----- RECORDS FOR THIS TASK -----

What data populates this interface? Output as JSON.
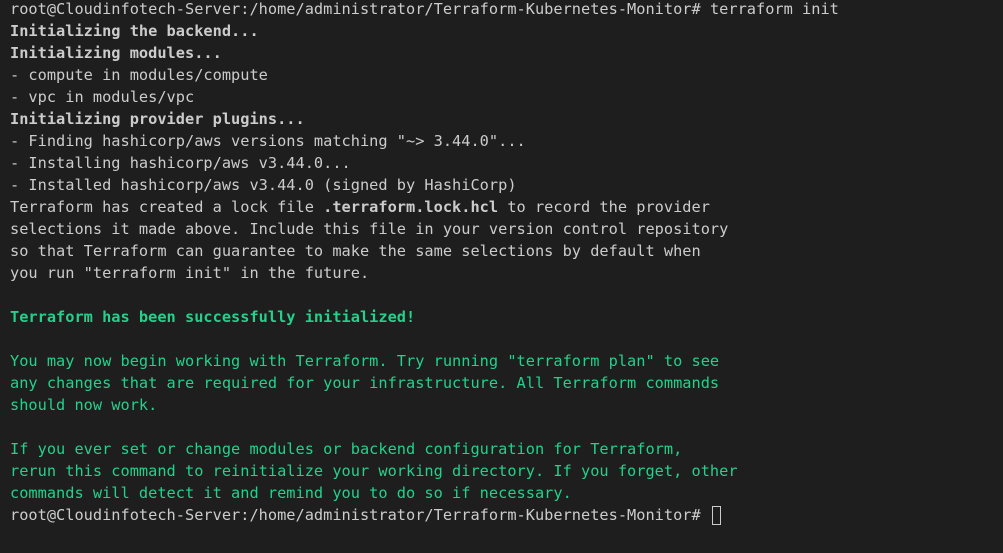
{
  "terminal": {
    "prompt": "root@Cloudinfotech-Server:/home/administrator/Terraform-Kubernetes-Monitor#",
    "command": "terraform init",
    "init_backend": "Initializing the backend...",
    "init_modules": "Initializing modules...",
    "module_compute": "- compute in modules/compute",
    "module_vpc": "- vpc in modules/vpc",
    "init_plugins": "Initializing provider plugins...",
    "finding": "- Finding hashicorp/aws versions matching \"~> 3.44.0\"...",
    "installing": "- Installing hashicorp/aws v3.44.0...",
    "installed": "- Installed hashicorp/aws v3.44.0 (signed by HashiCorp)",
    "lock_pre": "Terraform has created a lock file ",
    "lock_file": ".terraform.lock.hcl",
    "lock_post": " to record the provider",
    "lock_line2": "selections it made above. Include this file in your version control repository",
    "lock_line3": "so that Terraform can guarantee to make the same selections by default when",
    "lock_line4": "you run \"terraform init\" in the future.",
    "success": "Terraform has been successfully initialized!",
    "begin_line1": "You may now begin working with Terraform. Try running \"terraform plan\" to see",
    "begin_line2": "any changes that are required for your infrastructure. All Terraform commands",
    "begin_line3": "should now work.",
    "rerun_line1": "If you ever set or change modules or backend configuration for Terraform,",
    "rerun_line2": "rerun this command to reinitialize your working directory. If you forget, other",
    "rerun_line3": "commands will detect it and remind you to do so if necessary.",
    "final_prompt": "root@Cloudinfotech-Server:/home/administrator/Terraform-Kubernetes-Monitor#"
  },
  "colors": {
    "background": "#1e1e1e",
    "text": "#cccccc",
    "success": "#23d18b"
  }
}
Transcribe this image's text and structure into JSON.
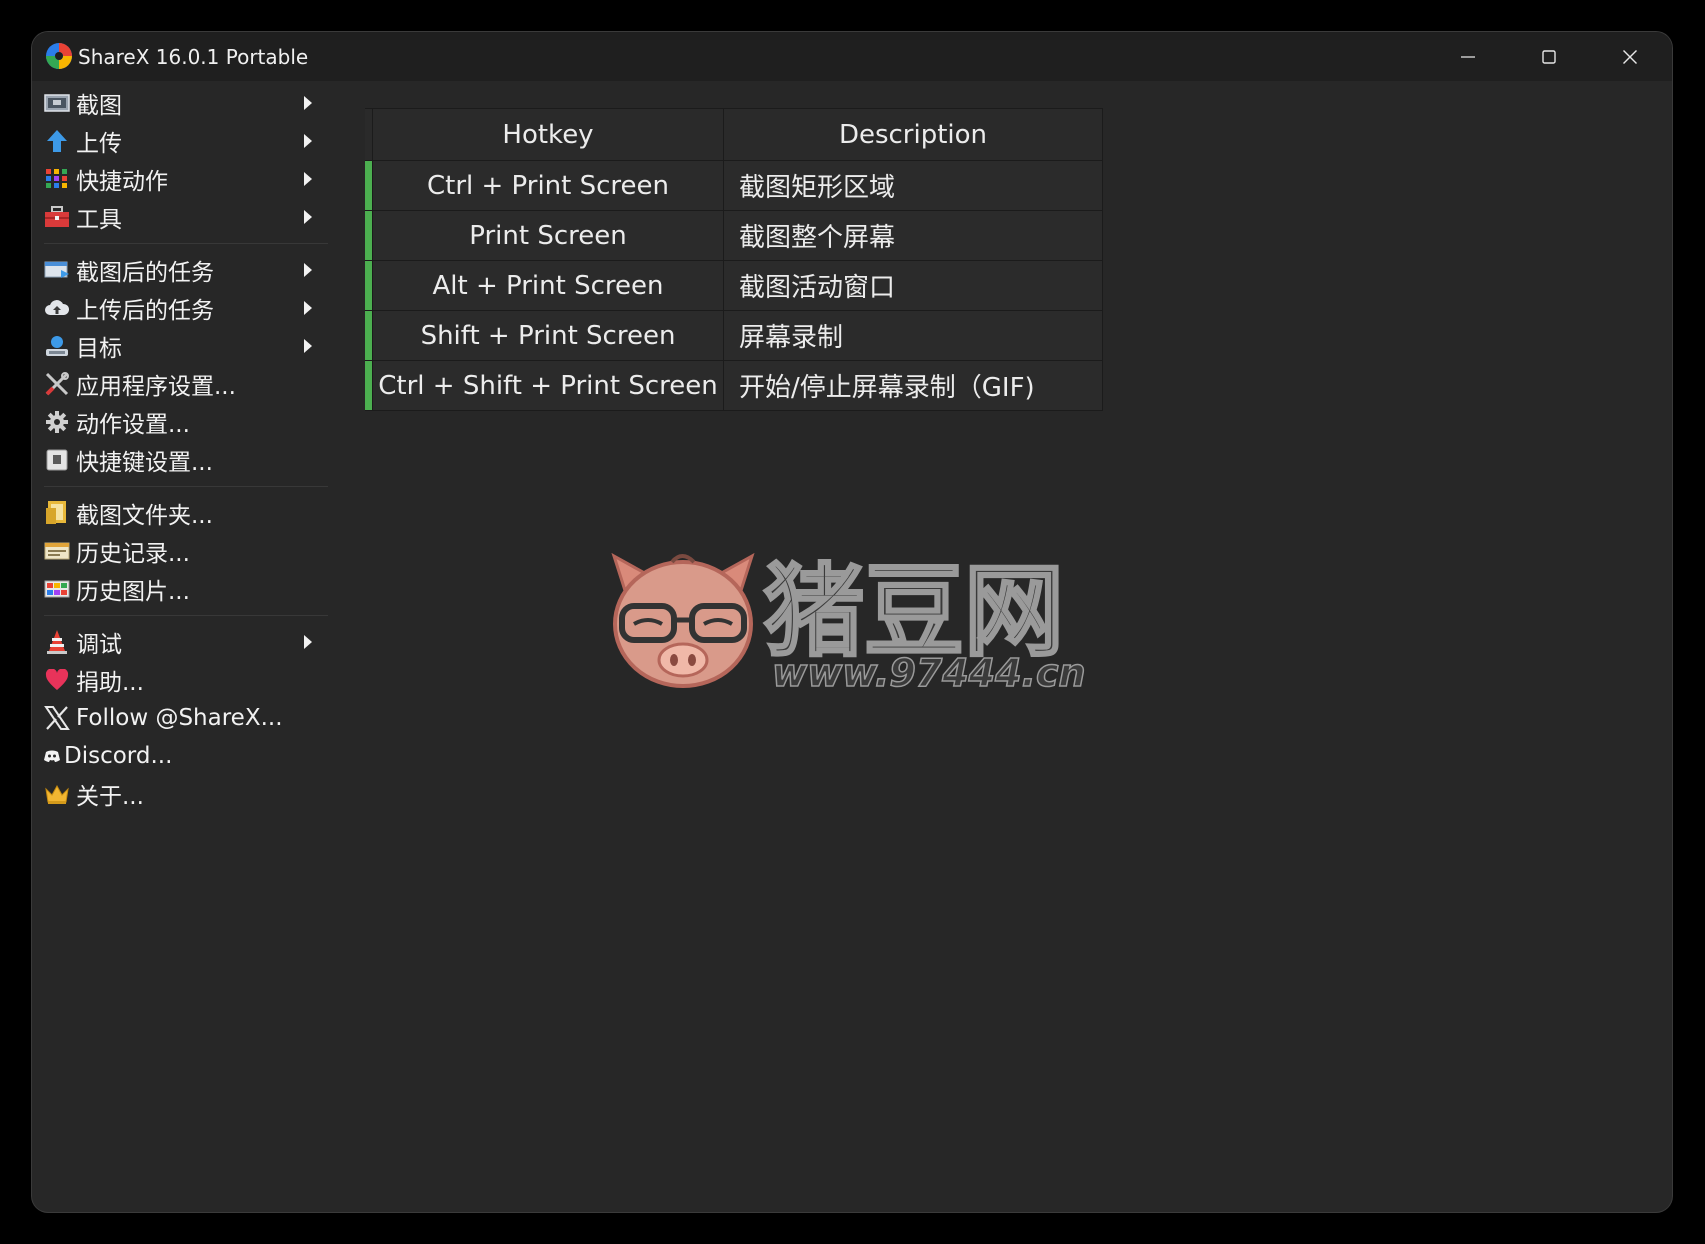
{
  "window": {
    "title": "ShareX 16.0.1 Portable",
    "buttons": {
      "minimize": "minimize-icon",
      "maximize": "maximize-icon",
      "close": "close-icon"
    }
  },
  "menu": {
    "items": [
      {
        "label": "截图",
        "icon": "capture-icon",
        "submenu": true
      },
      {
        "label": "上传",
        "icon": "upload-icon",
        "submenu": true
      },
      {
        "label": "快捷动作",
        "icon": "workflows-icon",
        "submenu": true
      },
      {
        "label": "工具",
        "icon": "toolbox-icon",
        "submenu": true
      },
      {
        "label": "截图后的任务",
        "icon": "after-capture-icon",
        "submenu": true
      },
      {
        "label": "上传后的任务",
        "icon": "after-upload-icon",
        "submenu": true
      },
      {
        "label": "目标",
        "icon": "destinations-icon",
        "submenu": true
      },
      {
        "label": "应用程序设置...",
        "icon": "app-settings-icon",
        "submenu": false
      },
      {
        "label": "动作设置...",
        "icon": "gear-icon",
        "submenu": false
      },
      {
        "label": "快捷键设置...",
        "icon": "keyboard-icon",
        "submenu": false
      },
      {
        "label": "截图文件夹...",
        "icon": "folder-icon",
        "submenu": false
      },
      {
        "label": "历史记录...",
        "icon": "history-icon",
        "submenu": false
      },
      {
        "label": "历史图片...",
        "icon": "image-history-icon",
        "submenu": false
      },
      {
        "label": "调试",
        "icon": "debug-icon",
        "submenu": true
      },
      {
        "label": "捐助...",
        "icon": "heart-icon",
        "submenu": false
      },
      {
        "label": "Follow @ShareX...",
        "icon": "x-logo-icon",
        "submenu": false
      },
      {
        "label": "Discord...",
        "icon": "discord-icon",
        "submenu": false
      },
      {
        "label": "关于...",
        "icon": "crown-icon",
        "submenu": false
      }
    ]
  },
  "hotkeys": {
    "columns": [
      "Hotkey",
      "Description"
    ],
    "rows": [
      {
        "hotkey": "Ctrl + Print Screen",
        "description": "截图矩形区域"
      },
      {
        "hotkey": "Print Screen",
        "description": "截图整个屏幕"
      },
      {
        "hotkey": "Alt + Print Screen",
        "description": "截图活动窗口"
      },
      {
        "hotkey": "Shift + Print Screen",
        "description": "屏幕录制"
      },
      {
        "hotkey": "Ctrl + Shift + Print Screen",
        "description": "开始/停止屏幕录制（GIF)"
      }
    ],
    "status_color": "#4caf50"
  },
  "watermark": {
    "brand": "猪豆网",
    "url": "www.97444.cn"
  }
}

-----

* TASK
Excluding the pictures, restate the records above word for word.

* WRITTEN ANSWER
What data populates this interface? Output as JSON.
{
  "terminal": {
    "prompt": "root@Cloudinfotech-Server:/home/administrator/Terraform-Kubernetes-Monitor#",
    "command": "terraform init",
    "init_backend": "Initializing the backend...",
    "init_modules": "Initializing modules...",
    "module_compute": "- compute in modules/compute",
    "module_vpc": "- vpc in modules/vpc",
    "init_plugins": "Initializing provider plugins...",
    "finding": "- Finding hashicorp/aws versions matching \"~> 3.44.0\"...",
    "installing": "- Installing hashicorp/aws v3.44.0...",
    "installed": "- Installed hashicorp/aws v3.44.0 (signed by HashiCorp)",
    "lock_pre": "Terraform has created a lock file ",
    "lock_file": ".terraform.lock.hcl",
    "lock_post": " to record the provider",
    "lock_line2": "selections it made above. Include this file in your version control repository",
    "lock_line3": "so that Terraform can guarantee to make the same selections by default when",
    "lock_line4": "you run \"terraform init\" in the future.",
    "success": "Terraform has been successfully initialized!",
    "begin_line1": "You may now begin working with Terraform. Try running \"terraform plan\" to see",
    "begin_line2": "any changes that are required for your infrastructure. All Terraform commands",
    "begin_line3": "should now work.",
    "rerun_line1": "If you ever set or change modules or backend configuration for Terraform,",
    "rerun_line2": "rerun this command to reinitialize your working directory. If you forget, other",
    "rerun_line3": "commands will detect it and remind you to do so if necessary.",
    "final_prompt": "root@Cloudinfotech-Server:/home/administrator/Terraform-Kubernetes-Monitor#"
  },
  "colors": {
    "background": "#1e1e1e",
    "text": "#cccccc",
    "success": "#23d18b"
  }
}
Transcribe this image's text and structure into JSON.
{
  "window": {
    "title": "ShareX 16.0.1 Portable",
    "buttons": {
      "minimize": "minimize-icon",
      "maximize": "maximize-icon",
      "close": "close-icon"
    }
  },
  "menu": {
    "items": [
      {
        "label": "截图",
        "icon": "capture-icon",
        "submenu": true
      },
      {
        "label": "上传",
        "icon": "upload-icon",
        "submenu": true
      },
      {
        "label": "快捷动作",
        "icon": "workflows-icon",
        "submenu": true
      },
      {
        "label": "工具",
        "icon": "toolbox-icon",
        "submenu": true
      },
      {
        "label": "截图后的任务",
        "icon": "after-capture-icon",
        "submenu": true
      },
      {
        "label": "上传后的任务",
        "icon": "after-upload-icon",
        "submenu": true
      },
      {
        "label": "目标",
        "icon": "destinations-icon",
        "submenu": true
      },
      {
        "label": "应用程序设置...",
        "icon": "app-settings-icon",
        "submenu": false
      },
      {
        "label": "动作设置...",
        "icon": "gear-icon",
        "submenu": false
      },
      {
        "label": "快捷键设置...",
        "icon": "keyboard-icon",
        "submenu": false
      },
      {
        "label": "截图文件夹...",
        "icon": "folder-icon",
        "submenu": false
      },
      {
        "label": "历史记录...",
        "icon": "history-icon",
        "submenu": false
      },
      {
        "label": "历史图片...",
        "icon": "image-history-icon",
        "submenu": false
      },
      {
        "label": "调试",
        "icon": "debug-icon",
        "submenu": true
      },
      {
        "label": "捐助...",
        "icon": "heart-icon",
        "submenu": false
      },
      {
        "label": "Follow @ShareX...",
        "icon": "x-logo-icon",
        "submenu": false
      },
      {
        "label": "Discord...",
        "icon": "discord-icon",
        "submenu": false
      },
      {
        "label": "关于...",
        "icon": "crown-icon",
        "submenu": false
      }
    ]
  },
  "hotkeys": {
    "columns": [
      "Hotkey",
      "Description"
    ],
    "rows": [
      {
        "hotkey": "Ctrl + Print Screen",
        "description": "截图矩形区域"
      },
      {
        "hotkey": "Print Screen",
        "description": "截图整个屏幕"
      },
      {
        "hotkey": "Alt + Print Screen",
        "description": "截图活动窗口"
      },
      {
        "hotkey": "Shift + Print Screen",
        "description": "屏幕录制"
      },
      {
        "hotkey": "Ctrl + Shift + Print Screen",
        "description": "开始/停止屏幕录制（GIF)"
      }
    ],
    "status_color": "#4caf50"
  },
  "watermark": {
    "brand": "猪豆网",
    "url": "www.97444.cn"
  }
}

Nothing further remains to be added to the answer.